• **Problem description**:
Each entry has to be copied exactly, with nothing missed.

-- Start Data lines --

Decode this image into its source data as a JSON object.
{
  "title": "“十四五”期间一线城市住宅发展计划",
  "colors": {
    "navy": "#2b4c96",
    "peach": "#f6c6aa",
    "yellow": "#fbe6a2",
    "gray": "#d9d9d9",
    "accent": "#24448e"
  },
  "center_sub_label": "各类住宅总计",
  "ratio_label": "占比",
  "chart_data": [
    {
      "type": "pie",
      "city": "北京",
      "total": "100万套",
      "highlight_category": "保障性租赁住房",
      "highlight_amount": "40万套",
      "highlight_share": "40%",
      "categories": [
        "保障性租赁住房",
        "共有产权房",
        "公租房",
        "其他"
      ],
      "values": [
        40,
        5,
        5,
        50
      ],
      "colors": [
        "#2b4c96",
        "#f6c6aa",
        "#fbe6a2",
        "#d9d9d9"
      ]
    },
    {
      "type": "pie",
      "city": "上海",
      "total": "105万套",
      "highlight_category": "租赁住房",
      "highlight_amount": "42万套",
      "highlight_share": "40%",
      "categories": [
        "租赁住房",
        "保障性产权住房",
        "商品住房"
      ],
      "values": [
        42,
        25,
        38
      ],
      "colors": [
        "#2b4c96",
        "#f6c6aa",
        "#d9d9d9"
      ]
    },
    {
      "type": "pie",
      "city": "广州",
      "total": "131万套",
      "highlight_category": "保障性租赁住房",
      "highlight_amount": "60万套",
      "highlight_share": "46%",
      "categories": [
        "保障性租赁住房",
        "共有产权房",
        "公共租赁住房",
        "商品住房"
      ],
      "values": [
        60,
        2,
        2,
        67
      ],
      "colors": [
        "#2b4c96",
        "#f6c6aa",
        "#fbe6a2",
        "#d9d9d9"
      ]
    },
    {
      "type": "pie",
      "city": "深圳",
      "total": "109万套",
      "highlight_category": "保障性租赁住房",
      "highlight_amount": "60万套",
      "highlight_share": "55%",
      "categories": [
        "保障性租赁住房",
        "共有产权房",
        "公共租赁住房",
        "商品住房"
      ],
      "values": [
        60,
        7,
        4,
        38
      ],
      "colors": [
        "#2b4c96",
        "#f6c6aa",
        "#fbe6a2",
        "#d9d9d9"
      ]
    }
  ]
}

-- End Data lines --

• **Full answer**:
Decode this image into its source data as a JSON object.
{
  "title": "“十四五”期间一线城市住宅发展计划",
  "colors": {
    "navy": "#2b4c96",
    "peach": "#f6c6aa",
    "yellow": "#fbe6a2",
    "gray": "#d9d9d9",
    "accent": "#24448e"
  },
  "center_sub_label": "各类住宅总计",
  "ratio_label": "占比",
  "chart_data": [
    {
      "type": "pie",
      "city": "北京",
      "total": "100万套",
      "highlight_category": "保障性租赁住房",
      "highlight_amount": "40万套",
      "highlight_share": "40%",
      "categories": [
        "保障性租赁住房",
        "共有产权房",
        "公租房",
        "其他"
      ],
      "values": [
        40,
        5,
        5,
        50
      ],
      "colors": [
        "#2b4c96",
        "#f6c6aa",
        "#fbe6a2",
        "#d9d9d9"
      ]
    },
    {
      "type": "pie",
      "city": "上海",
      "total": "105万套",
      "highlight_category": "租赁住房",
      "highlight_amount": "42万套",
      "highlight_share": "40%",
      "categories": [
        "租赁住房",
        "保障性产权住房",
        "商品住房"
      ],
      "values": [
        42,
        25,
        38
      ],
      "colors": [
        "#2b4c96",
        "#f6c6aa",
        "#d9d9d9"
      ]
    },
    {
      "type": "pie",
      "city": "广州",
      "total": "131万套",
      "highlight_category": "保障性租赁住房",
      "highlight_amount": "60万套",
      "highlight_share": "46%",
      "categories": [
        "保障性租赁住房",
        "共有产权房",
        "公共租赁住房",
        "商品住房"
      ],
      "values": [
        60,
        2,
        2,
        67
      ],
      "colors": [
        "#2b4c96",
        "#f6c6aa",
        "#fbe6a2",
        "#d9d9d9"
      ]
    },
    {
      "type": "pie",
      "city": "深圳",
      "total": "109万套",
      "highlight_category": "保障性租赁住房",
      "highlight_amount": "60万套",
      "highlight_share": "55%",
      "categories": [
        "保障性租赁住房",
        "共有产权房",
        "公共租赁住房",
        "商品住房"
      ],
      "values": [
        60,
        7,
        4,
        38
      ],
      "colors": [
        "#2b4c96",
        "#f6c6aa",
        "#fbe6a2",
        "#d9d9d9"
      ]
    }
  ]
}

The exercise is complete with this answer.